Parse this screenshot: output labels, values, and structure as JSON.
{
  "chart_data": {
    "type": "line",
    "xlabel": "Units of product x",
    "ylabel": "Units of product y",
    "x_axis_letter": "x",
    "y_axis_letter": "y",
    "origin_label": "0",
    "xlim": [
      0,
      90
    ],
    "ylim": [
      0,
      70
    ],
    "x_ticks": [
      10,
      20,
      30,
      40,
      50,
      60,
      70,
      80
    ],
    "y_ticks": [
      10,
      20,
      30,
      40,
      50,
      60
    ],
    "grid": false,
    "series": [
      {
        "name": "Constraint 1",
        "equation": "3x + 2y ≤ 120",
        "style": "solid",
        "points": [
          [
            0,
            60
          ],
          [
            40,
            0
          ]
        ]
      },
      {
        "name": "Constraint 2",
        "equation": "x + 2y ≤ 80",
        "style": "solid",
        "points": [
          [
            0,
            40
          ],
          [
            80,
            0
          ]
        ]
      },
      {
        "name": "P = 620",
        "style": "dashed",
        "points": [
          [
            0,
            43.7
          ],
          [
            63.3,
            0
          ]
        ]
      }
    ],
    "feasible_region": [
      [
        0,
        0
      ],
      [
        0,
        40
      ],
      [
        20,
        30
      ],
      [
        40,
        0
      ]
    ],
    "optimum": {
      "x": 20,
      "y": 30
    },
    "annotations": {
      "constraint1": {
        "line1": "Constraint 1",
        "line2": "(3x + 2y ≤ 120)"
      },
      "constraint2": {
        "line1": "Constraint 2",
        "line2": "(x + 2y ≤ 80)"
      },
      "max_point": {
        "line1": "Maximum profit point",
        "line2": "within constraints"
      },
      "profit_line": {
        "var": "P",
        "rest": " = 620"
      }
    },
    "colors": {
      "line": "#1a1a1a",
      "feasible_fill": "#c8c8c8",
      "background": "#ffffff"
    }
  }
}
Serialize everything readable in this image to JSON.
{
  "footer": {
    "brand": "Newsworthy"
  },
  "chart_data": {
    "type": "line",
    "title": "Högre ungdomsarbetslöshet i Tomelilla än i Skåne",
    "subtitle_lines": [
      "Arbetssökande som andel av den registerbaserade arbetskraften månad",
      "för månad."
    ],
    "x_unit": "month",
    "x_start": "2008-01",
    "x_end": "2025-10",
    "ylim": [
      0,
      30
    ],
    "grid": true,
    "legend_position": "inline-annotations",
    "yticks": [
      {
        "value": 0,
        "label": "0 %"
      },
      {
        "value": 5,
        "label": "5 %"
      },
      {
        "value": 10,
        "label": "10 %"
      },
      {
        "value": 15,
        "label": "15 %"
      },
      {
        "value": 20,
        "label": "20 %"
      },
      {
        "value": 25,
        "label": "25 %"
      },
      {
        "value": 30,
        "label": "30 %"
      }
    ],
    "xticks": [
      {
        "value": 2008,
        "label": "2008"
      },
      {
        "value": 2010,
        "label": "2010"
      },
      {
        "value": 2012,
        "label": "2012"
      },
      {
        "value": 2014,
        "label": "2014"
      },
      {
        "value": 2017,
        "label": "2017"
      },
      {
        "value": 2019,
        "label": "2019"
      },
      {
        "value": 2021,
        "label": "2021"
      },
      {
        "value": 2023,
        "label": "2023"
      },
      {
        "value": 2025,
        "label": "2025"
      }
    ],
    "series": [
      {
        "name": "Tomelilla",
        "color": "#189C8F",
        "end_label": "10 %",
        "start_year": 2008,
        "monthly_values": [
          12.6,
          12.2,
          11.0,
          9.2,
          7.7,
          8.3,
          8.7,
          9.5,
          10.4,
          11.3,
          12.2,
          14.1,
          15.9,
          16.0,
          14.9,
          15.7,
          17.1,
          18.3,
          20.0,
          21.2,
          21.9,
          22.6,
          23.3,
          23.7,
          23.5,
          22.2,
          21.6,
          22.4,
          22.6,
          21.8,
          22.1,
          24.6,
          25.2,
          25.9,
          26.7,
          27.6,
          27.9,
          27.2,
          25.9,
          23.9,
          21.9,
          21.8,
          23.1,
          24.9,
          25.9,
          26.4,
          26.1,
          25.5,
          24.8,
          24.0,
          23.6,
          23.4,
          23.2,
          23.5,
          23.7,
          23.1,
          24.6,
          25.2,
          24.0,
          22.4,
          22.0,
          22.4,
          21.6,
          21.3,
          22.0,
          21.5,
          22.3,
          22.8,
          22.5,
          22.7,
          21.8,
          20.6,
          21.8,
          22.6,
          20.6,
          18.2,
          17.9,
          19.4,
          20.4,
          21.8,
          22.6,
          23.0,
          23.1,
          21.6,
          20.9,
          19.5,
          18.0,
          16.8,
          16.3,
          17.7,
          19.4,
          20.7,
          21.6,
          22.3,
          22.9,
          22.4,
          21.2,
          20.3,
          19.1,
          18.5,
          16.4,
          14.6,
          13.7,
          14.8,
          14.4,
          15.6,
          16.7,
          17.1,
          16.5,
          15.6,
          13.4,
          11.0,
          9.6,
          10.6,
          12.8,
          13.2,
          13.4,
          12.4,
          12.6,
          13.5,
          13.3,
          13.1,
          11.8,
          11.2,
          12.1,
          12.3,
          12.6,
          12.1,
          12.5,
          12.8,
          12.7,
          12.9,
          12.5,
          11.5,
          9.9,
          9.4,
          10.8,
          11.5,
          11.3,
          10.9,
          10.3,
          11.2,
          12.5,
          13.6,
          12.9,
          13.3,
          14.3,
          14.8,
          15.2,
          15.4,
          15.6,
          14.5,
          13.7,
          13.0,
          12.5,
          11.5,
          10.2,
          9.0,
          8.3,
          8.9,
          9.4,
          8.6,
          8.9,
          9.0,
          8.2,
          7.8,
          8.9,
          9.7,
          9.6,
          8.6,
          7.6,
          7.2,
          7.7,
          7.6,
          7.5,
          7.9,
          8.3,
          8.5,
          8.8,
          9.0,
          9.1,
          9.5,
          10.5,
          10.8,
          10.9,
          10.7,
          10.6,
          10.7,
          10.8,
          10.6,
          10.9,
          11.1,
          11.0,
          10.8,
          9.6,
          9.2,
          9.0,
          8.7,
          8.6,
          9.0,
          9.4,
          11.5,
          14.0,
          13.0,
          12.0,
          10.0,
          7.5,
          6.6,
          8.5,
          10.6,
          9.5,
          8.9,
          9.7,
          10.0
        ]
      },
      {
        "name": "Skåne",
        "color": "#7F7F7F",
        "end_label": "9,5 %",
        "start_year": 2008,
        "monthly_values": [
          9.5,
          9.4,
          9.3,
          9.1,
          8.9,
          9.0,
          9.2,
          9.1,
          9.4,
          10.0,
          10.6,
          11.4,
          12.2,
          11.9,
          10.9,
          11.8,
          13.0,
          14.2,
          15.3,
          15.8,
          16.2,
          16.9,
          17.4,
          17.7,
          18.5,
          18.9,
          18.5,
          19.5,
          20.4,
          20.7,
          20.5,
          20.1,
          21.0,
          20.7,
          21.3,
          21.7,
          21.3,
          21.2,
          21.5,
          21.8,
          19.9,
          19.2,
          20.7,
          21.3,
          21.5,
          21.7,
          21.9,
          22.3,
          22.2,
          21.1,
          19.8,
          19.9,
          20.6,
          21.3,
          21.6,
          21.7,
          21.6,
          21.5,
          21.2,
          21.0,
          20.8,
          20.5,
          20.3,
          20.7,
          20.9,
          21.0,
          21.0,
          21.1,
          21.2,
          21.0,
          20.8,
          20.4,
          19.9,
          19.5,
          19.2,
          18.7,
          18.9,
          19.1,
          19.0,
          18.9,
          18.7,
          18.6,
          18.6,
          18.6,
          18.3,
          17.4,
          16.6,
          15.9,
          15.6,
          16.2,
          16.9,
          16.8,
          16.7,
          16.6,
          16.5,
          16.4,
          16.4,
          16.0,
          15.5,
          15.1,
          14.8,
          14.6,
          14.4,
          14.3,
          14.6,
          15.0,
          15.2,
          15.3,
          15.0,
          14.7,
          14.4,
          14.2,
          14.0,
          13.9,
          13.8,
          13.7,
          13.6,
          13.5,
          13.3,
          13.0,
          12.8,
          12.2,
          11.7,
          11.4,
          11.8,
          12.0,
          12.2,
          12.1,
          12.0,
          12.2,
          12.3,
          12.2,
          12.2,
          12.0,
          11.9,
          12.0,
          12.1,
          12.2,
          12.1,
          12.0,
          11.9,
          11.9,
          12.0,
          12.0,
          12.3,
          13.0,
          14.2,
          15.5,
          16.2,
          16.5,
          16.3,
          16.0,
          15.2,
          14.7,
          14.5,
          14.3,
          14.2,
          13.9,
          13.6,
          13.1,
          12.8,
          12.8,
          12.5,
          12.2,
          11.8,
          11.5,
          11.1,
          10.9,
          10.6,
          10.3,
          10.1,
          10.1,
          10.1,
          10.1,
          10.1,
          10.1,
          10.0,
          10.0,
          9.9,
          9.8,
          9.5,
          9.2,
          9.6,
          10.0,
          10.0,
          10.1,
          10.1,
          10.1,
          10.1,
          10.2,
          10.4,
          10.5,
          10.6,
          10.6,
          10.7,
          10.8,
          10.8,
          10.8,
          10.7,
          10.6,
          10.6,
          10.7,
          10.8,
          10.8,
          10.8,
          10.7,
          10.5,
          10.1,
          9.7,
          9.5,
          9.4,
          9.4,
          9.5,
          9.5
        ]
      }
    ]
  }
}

## Aim of the task
Reproduce every line from the entries that holds the word "product".

## Answer
    "xlabel": "Units of product x",
    "ylabel": "Units of product y",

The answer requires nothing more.